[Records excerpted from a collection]
━━━━━━

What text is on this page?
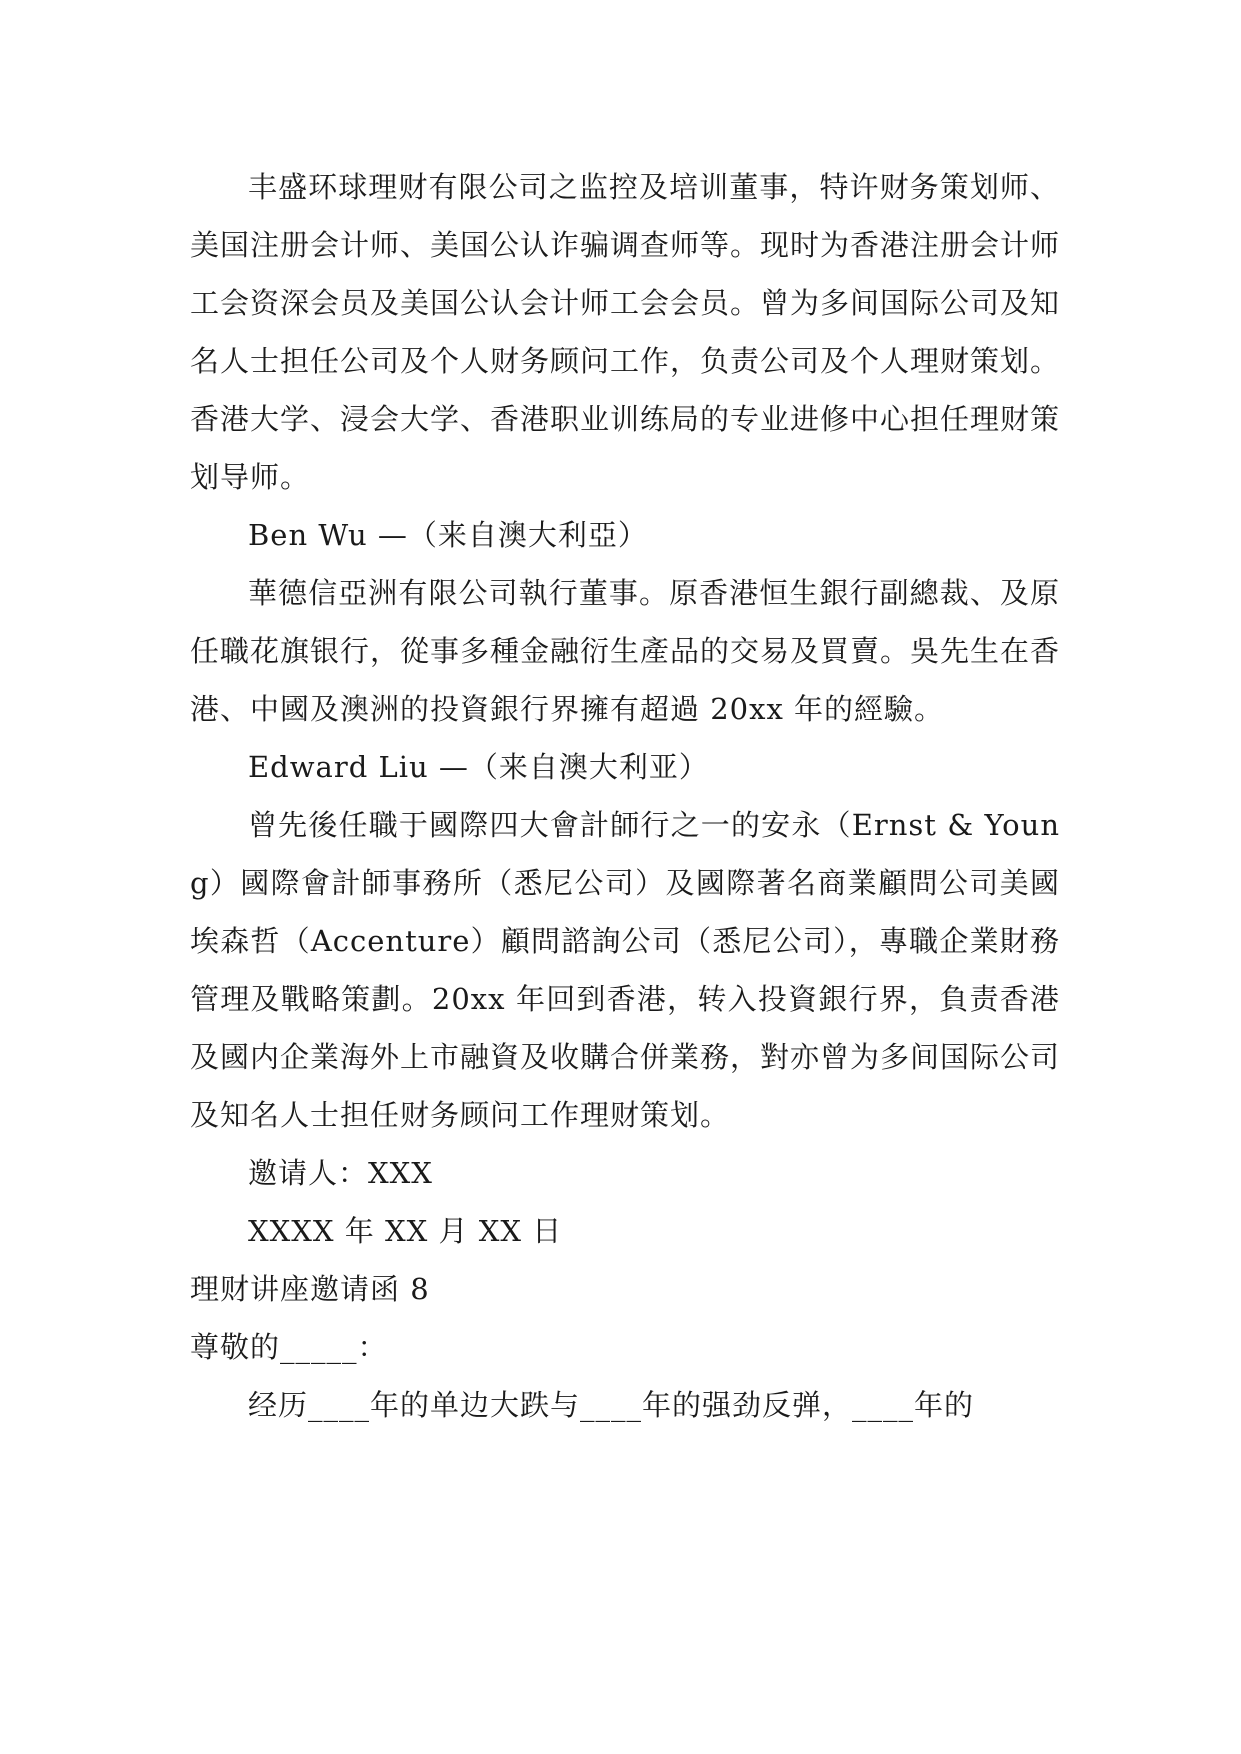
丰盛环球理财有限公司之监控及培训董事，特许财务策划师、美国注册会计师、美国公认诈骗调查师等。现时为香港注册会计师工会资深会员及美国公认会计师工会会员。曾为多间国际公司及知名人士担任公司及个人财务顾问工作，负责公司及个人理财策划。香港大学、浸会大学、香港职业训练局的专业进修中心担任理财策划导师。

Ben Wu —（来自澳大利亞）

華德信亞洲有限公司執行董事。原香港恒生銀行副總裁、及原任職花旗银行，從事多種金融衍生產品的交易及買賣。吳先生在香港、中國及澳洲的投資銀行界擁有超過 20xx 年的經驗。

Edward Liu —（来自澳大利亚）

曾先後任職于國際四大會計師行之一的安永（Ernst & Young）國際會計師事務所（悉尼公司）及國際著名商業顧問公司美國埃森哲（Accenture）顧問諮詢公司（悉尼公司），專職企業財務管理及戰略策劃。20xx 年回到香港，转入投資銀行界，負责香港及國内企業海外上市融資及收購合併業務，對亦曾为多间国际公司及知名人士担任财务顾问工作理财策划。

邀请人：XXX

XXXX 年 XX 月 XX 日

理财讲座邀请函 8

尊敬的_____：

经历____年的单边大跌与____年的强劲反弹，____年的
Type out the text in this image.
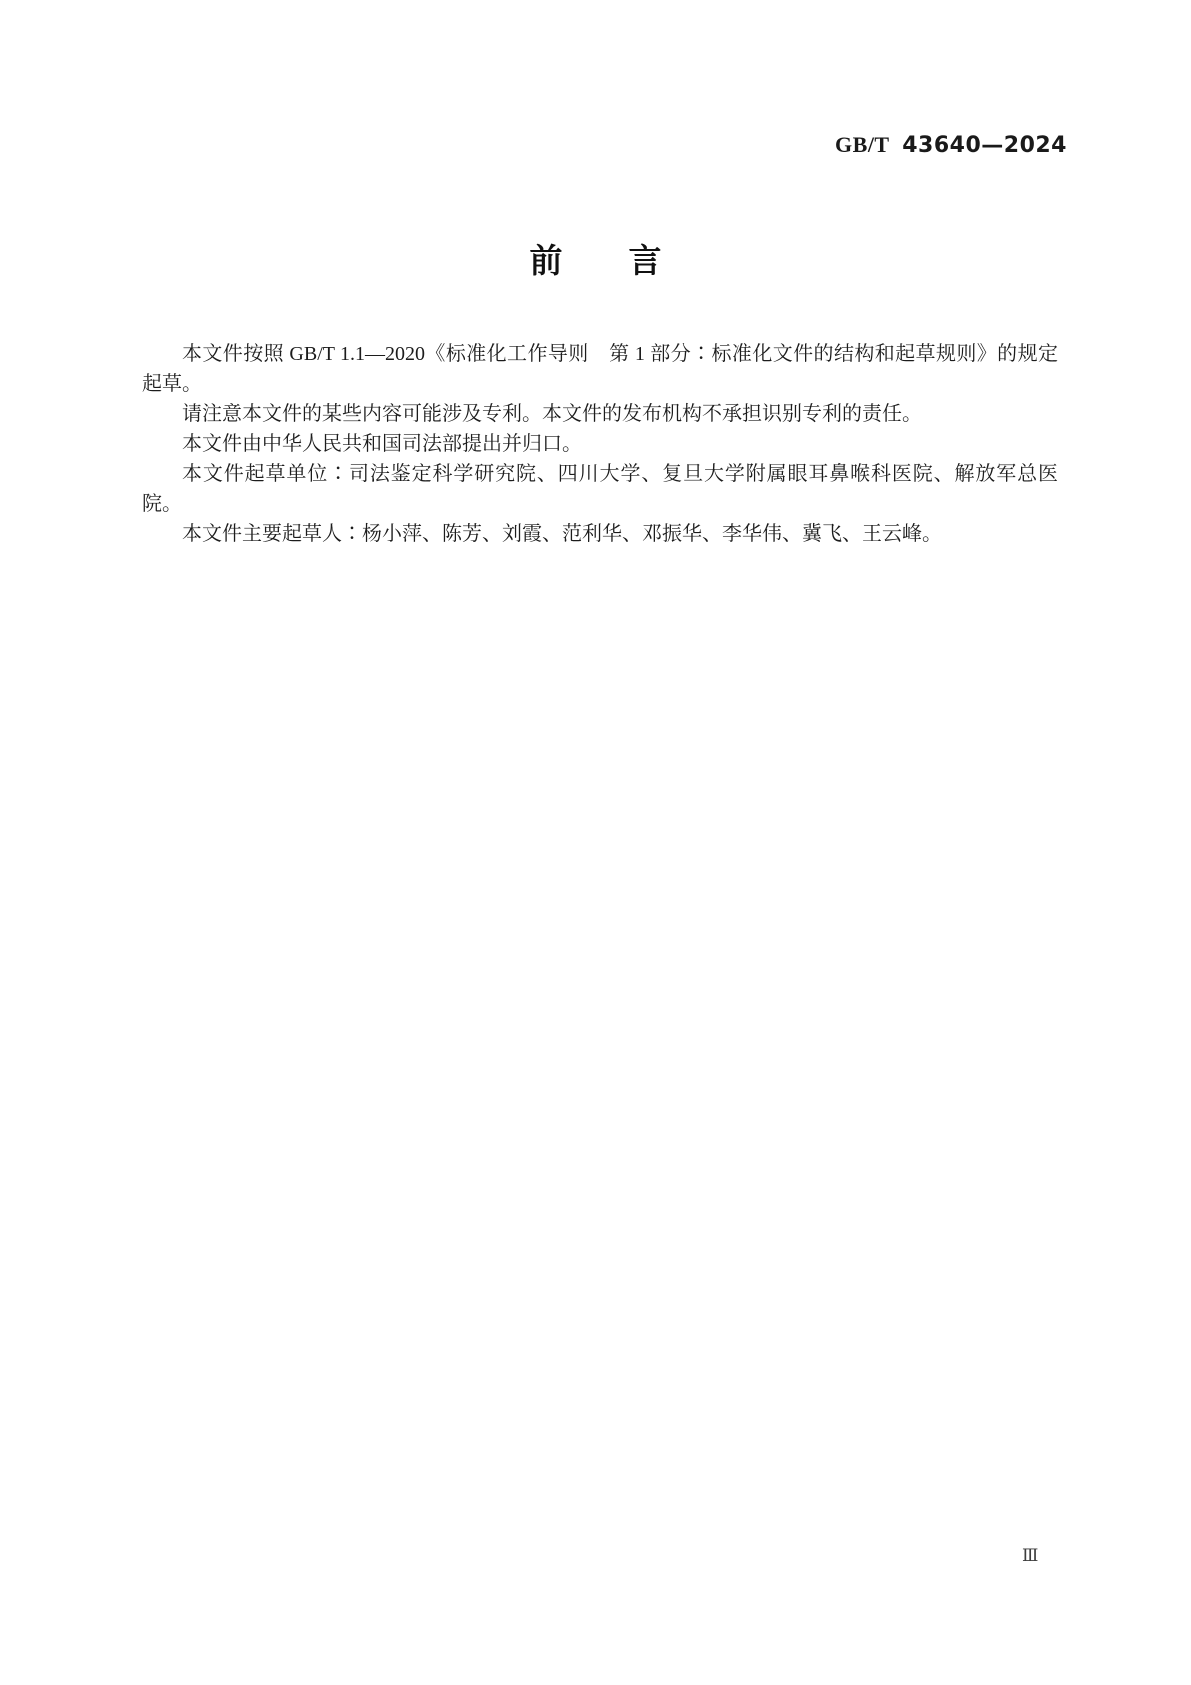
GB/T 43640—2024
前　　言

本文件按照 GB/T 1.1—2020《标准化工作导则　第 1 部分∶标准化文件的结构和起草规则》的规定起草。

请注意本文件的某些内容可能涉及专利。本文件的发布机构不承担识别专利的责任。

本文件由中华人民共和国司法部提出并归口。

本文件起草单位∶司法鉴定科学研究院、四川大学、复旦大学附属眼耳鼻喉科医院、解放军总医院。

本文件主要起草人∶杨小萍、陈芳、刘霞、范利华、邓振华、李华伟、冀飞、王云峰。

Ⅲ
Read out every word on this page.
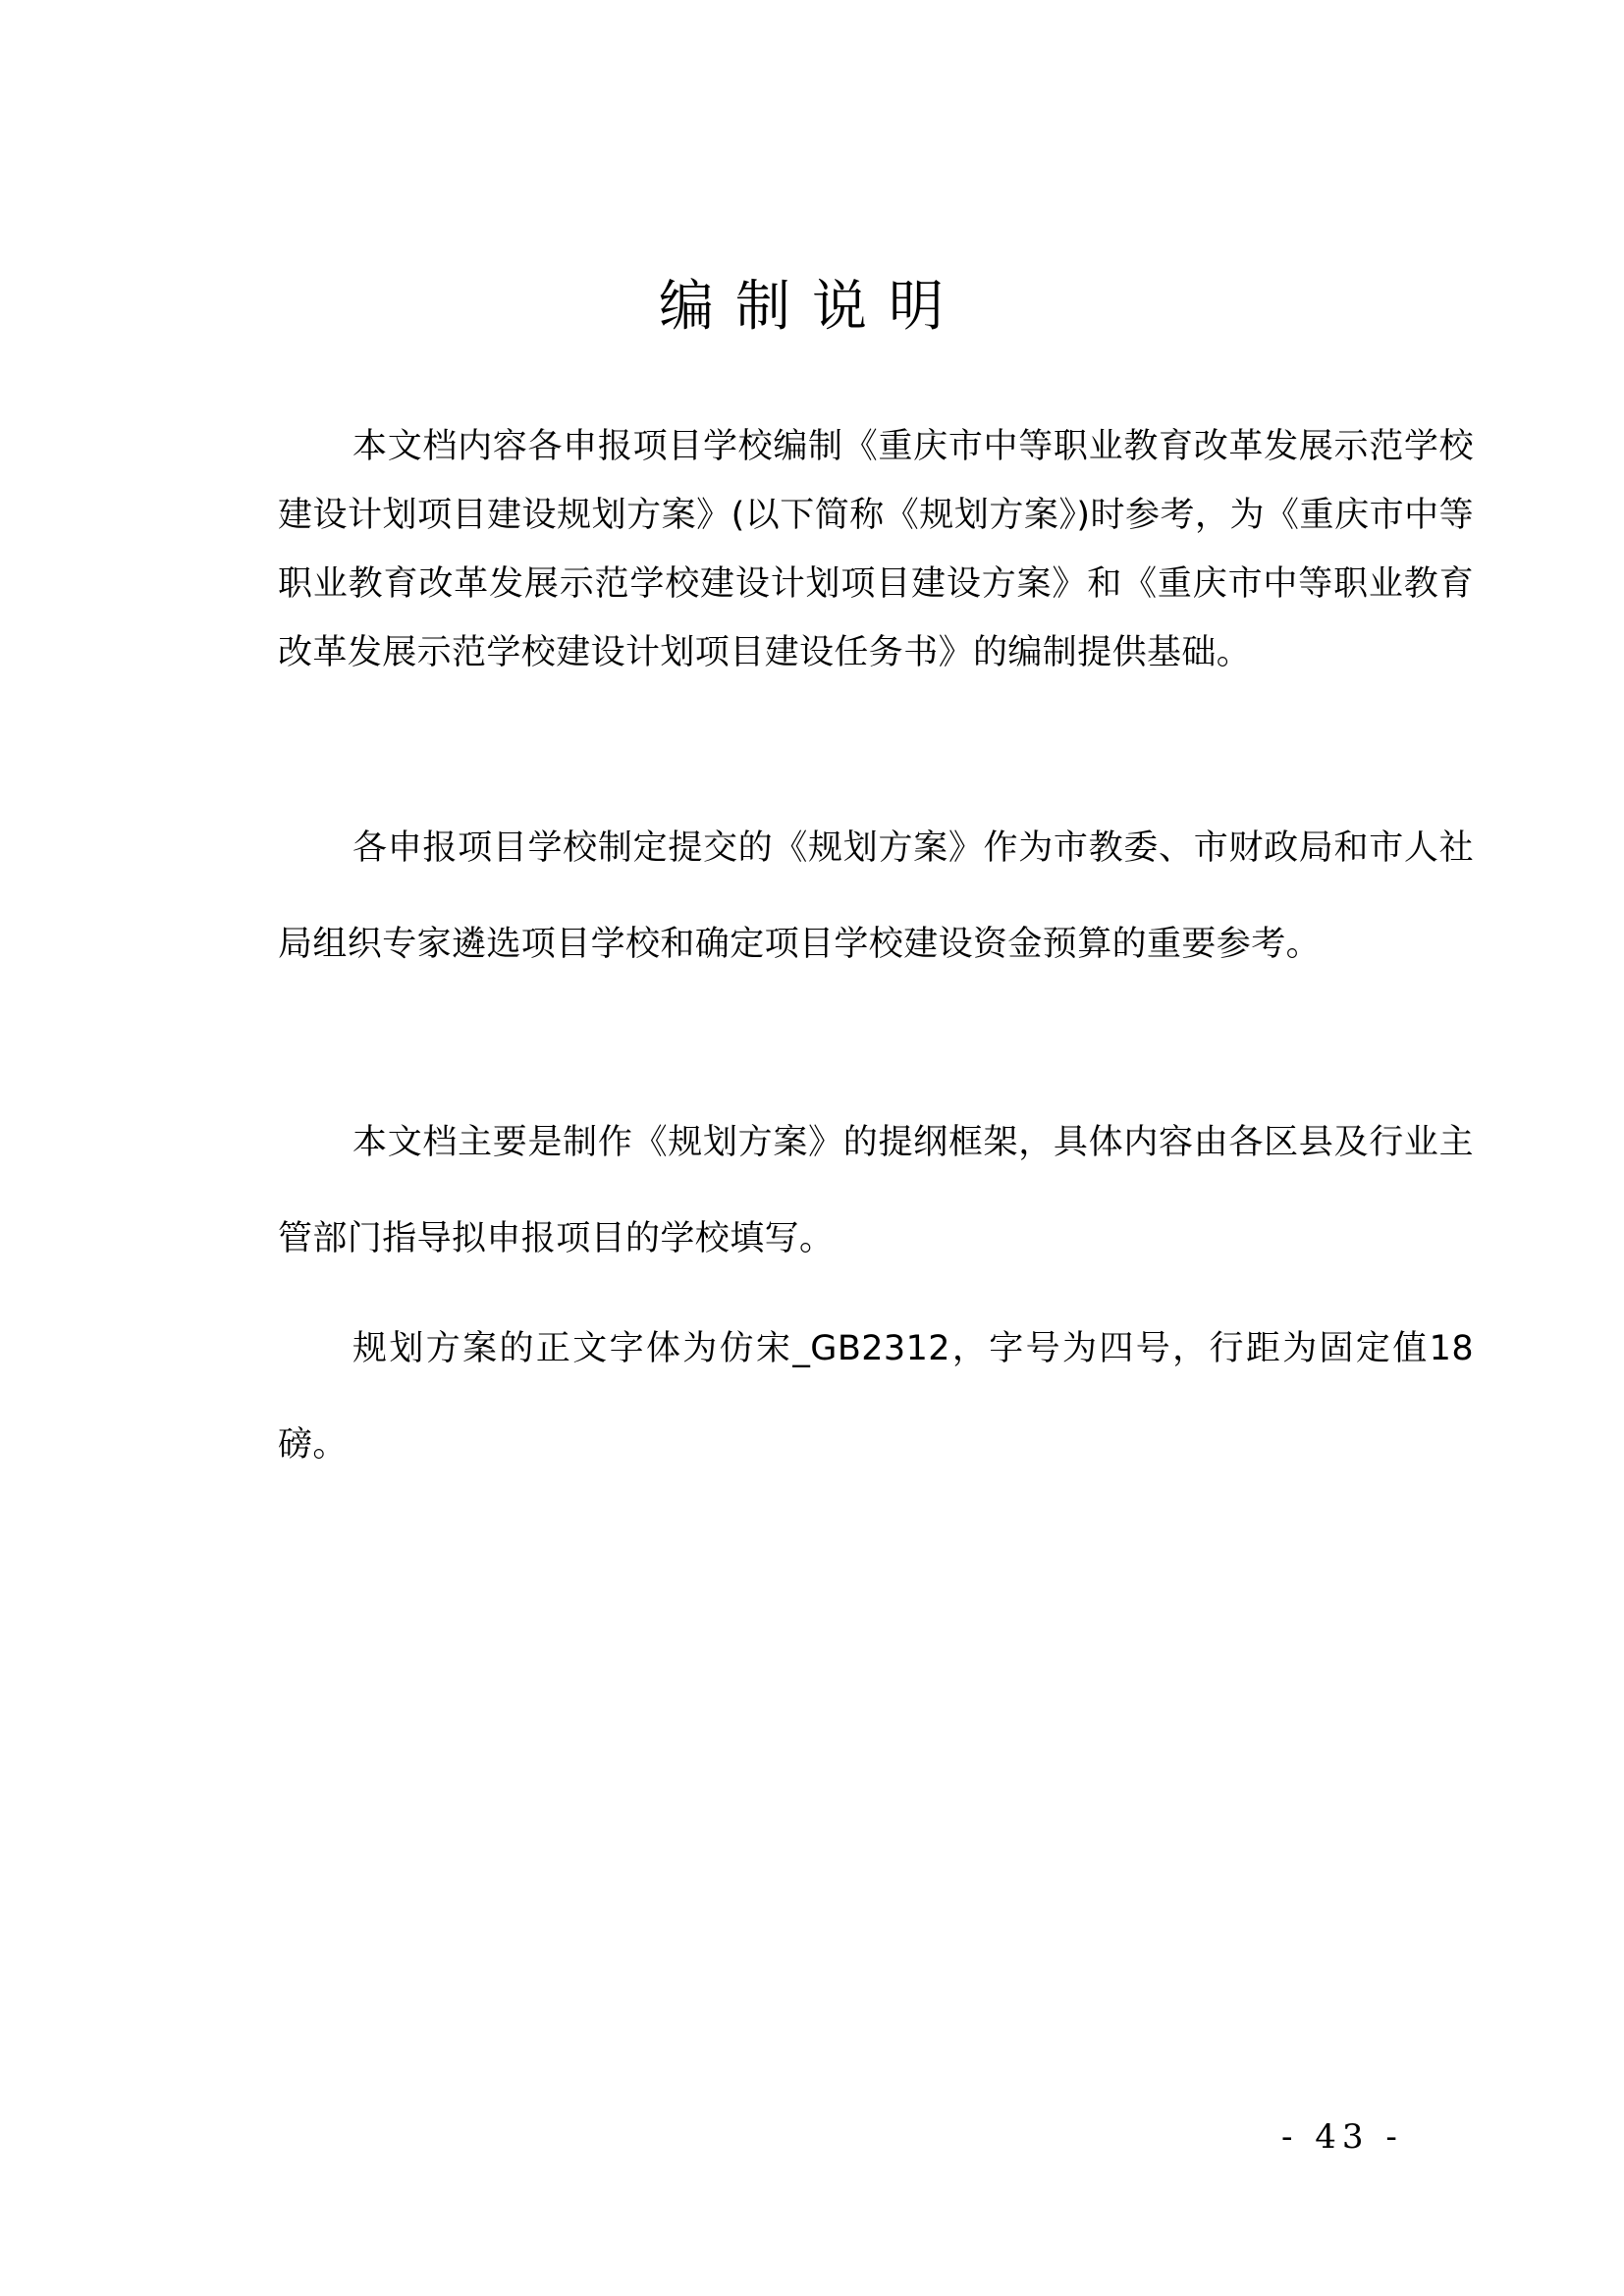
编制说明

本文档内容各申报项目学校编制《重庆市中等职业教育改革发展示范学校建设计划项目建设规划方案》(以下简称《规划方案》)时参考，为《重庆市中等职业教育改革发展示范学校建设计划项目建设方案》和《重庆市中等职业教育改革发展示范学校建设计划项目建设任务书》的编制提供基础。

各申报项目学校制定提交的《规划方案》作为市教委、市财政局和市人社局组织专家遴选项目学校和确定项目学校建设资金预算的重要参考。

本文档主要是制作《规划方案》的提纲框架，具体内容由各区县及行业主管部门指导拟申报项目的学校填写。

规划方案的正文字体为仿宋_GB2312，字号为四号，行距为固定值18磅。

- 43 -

━━━━━━

SHORT EXERCISE:
With the pictures omitted, reproduce the records in full and exactly.

EXERCISE ANSWER:
What text is on this page?
丰盛环球理财有限公司之监控及培训董事，特许财务策划师、美国注册会计师、美国公认诈骗调查师等。现时为香港注册会计师工会资深会员及美国公认会计师工会会员。曾为多间国际公司及知名人士担任公司及个人财务顾问工作，负责公司及个人理财策划。香港大学、浸会大学、香港职业训练局的专业进修中心担任理财策划导师。

Ben Wu —（来自澳大利亞）

華德信亞洲有限公司執行董事。原香港恒生銀行副總裁、及原任職花旗银行，從事多種金融衍生產品的交易及買賣。吳先生在香港、中國及澳洲的投資銀行界擁有超過 20xx 年的經驗。

Edward Liu —（来自澳大利亚）

曾先後任職于國際四大會計師行之一的安永（Ernst & Young）國際會計師事務所（悉尼公司）及國際著名商業顧問公司美國埃森哲（Accenture）顧問諮詢公司（悉尼公司），專職企業財務管理及戰略策劃。20xx 年回到香港，转入投資銀行界，負责香港及國内企業海外上市融資及收購合併業務，對亦曾为多间国际公司及知名人士担任财务顾问工作理财策划。

邀请人：XXX

XXXX 年 XX 月 XX 日

理财讲座邀请函 8

尊敬的_____：

经历____年的单边大跌与____年的强劲反弹，____年的
Type out the text in this image.
GB/T 43640—2024
前　　言

本文件按照 GB/T 1.1—2020《标准化工作导则　第 1 部分∶标准化文件的结构和起草规则》的规定起草。

请注意本文件的某些内容可能涉及专利。本文件的发布机构不承担识别专利的责任。

本文件由中华人民共和国司法部提出并归口。

本文件起草单位∶司法鉴定科学研究院、四川大学、复旦大学附属眼耳鼻喉科医院、解放军总医院。

本文件主要起草人∶杨小萍、陈芳、刘霞、范利华、邓振华、李华伟、冀飞、王云峰。

Ⅲ
Read out every word on this page.
编制说明

本文档内容各申报项目学校编制《重庆市中等职业教育改革发展示范学校建设计划项目建设规划方案》(以下简称《规划方案》)时参考，为《重庆市中等职业教育改革发展示范学校建设计划项目建设方案》和《重庆市中等职业教育改革发展示范学校建设计划项目建设任务书》的编制提供基础。

各申报项目学校制定提交的《规划方案》作为市教委、市财政局和市人社局组织专家遴选项目学校和确定项目学校建设资金预算的重要参考。

本文档主要是制作《规划方案》的提纲框架，具体内容由各区县及行业主管部门指导拟申报项目的学校填写。

规划方案的正文字体为仿宋_GB2312，字号为四号，行距为固定值18磅。

- 43 -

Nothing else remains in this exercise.